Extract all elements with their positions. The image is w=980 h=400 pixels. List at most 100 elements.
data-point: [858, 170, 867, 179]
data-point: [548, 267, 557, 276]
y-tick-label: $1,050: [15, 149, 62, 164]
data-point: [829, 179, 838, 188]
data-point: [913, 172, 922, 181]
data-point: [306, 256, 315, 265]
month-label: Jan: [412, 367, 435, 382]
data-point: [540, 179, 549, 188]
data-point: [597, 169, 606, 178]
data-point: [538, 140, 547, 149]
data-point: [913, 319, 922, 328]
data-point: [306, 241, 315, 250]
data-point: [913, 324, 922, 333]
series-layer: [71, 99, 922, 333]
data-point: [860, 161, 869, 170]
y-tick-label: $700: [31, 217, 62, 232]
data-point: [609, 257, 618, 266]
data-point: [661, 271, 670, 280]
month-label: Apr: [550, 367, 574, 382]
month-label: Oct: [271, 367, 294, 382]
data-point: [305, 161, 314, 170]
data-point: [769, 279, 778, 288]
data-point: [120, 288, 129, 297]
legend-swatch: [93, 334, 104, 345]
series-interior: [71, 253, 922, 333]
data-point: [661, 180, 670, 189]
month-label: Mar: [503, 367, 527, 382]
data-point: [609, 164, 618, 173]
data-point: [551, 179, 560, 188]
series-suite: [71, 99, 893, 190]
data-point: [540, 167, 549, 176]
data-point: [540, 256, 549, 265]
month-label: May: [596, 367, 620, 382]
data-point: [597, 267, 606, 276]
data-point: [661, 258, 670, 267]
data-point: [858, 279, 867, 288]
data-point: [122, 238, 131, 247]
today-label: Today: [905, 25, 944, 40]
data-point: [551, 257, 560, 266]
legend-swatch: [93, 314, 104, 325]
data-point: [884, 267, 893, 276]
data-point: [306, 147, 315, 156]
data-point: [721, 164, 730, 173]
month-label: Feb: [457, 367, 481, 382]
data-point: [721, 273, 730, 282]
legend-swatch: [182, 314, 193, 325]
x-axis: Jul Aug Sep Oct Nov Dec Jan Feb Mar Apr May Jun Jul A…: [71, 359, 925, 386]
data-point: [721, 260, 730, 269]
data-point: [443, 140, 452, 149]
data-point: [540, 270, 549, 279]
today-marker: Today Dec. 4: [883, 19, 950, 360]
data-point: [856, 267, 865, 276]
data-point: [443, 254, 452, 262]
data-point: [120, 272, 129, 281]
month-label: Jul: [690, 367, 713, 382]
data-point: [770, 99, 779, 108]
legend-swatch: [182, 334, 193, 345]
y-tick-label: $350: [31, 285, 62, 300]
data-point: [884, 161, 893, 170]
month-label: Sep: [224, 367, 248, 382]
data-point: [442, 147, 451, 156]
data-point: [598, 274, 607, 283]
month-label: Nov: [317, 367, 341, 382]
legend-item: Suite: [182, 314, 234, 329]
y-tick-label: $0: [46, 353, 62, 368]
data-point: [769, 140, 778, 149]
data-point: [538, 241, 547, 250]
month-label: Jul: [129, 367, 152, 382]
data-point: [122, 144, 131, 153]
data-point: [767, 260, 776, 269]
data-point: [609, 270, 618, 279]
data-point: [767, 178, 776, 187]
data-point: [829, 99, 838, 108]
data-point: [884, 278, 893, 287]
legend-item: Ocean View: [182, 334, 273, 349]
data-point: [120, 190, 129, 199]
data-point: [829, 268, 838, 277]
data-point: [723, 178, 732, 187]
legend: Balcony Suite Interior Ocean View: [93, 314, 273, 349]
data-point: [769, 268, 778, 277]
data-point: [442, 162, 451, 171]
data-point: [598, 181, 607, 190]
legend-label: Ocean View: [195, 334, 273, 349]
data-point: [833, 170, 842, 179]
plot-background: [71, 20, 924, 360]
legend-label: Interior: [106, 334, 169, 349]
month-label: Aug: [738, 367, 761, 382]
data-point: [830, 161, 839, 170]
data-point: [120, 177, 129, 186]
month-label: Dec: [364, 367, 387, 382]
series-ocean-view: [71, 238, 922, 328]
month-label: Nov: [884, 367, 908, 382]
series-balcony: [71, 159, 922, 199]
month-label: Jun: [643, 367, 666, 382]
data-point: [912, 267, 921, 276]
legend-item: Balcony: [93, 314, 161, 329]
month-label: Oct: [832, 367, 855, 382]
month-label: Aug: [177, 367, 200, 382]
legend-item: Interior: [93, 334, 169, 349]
━━━━━━━━━━━━━━━━
* Written task *
Reproduce every line of the items above, substituting "px" for "pixels" and leaving all other text unchanged.

* Exercise solution *
Extract all elements with their positions. The image is w=980 h=400 px. List at most 100 elements.
data-point: [858, 170, 867, 179]
data-point: [548, 267, 557, 276]
y-tick-label: $1,050: [15, 149, 62, 164]
data-point: [829, 179, 838, 188]
data-point: [913, 172, 922, 181]
data-point: [306, 256, 315, 265]
month-label: Jan: [412, 367, 435, 382]
data-point: [540, 179, 549, 188]
data-point: [597, 169, 606, 178]
data-point: [538, 140, 547, 149]
data-point: [913, 319, 922, 328]
data-point: [306, 241, 315, 250]
data-point: [913, 324, 922, 333]
series-layer: [71, 99, 922, 333]
data-point: [860, 161, 869, 170]
y-tick-label: $700: [31, 217, 62, 232]
data-point: [609, 257, 618, 266]
data-point: [661, 271, 670, 280]
month-label: Apr: [550, 367, 574, 382]
month-label: Oct: [271, 367, 294, 382]
data-point: [305, 161, 314, 170]
data-point: [769, 279, 778, 288]
data-point: [120, 288, 129, 297]
legend-swatch: [93, 334, 104, 345]
series-interior: [71, 253, 922, 333]
data-point: [661, 180, 670, 189]
month-label: Mar: [503, 367, 527, 382]
data-point: [609, 164, 618, 173]
data-point: [551, 179, 560, 188]
series-suite: [71, 99, 893, 190]
data-point: [540, 167, 549, 176]
data-point: [540, 256, 549, 265]
month-label: May: [596, 367, 620, 382]
data-point: [597, 267, 606, 276]
data-point: [661, 258, 670, 267]
data-point: [858, 279, 867, 288]
data-point: [122, 238, 131, 247]
today-label: Today: [905, 25, 944, 40]
data-point: [551, 257, 560, 266]
legend-swatch: [93, 314, 104, 325]
data-point: [884, 267, 893, 276]
data-point: [306, 147, 315, 156]
data-point: [721, 164, 730, 173]
month-label: Feb: [457, 367, 481, 382]
data-point: [721, 273, 730, 282]
legend-swatch: [182, 314, 193, 325]
x-axis: Jul Aug Sep Oct Nov Dec Jan Feb Mar Apr May Jun Jul A…: [71, 359, 925, 386]
data-point: [721, 260, 730, 269]
data-point: [443, 140, 452, 149]
data-point: [540, 270, 549, 279]
today-marker: Today Dec. 4: [883, 19, 950, 360]
data-point: [856, 267, 865, 276]
data-point: [443, 254, 452, 262]
data-point: [120, 272, 129, 281]
month-label: Jul: [690, 367, 713, 382]
data-point: [770, 99, 779, 108]
legend-swatch: [182, 334, 193, 345]
y-tick-label: $350: [31, 285, 62, 300]
data-point: [884, 161, 893, 170]
month-label: Sep: [224, 367, 248, 382]
data-point: [442, 147, 451, 156]
data-point: [598, 274, 607, 283]
month-label: Nov: [317, 367, 341, 382]
legend-item: Suite: [182, 314, 234, 329]
y-tick-label: $0: [46, 353, 62, 368]
data-point: [769, 140, 778, 149]
data-point: [538, 241, 547, 250]
month-label: Jul: [129, 367, 152, 382]
data-point: [122, 144, 131, 153]
data-point: [767, 260, 776, 269]
data-point: [609, 270, 618, 279]
data-point: [767, 178, 776, 187]
data-point: [829, 99, 838, 108]
data-point: [884, 278, 893, 287]
legend-item: Ocean View: [182, 334, 273, 349]
data-point: [120, 190, 129, 199]
data-point: [829, 268, 838, 277]
data-point: [723, 178, 732, 187]
legend: Balcony Suite Interior Ocean View: [93, 314, 273, 349]
data-point: [769, 268, 778, 277]
data-point: [442, 162, 451, 171]
data-point: [598, 181, 607, 190]
legend-label: Ocean View: [195, 334, 273, 349]
data-point: [833, 170, 842, 179]
plot-background: [71, 20, 924, 360]
legend-label: Interior: [106, 334, 169, 349]
month-label: Aug: [738, 367, 761, 382]
data-point: [830, 161, 839, 170]
data-point: [120, 177, 129, 186]
month-label: Dec: [364, 367, 387, 382]
series-ocean-view: [71, 238, 922, 328]
month-label: Nov: [884, 367, 908, 382]
series-balcony: [71, 159, 922, 199]
month-label: Jun: [643, 367, 666, 382]
data-point: [912, 267, 921, 276]
legend-item: Balcony: [93, 314, 161, 329]
month-label: Oct: [832, 367, 855, 382]
month-label: Aug: [177, 367, 200, 382]
legend-item: Interior: [93, 334, 169, 349]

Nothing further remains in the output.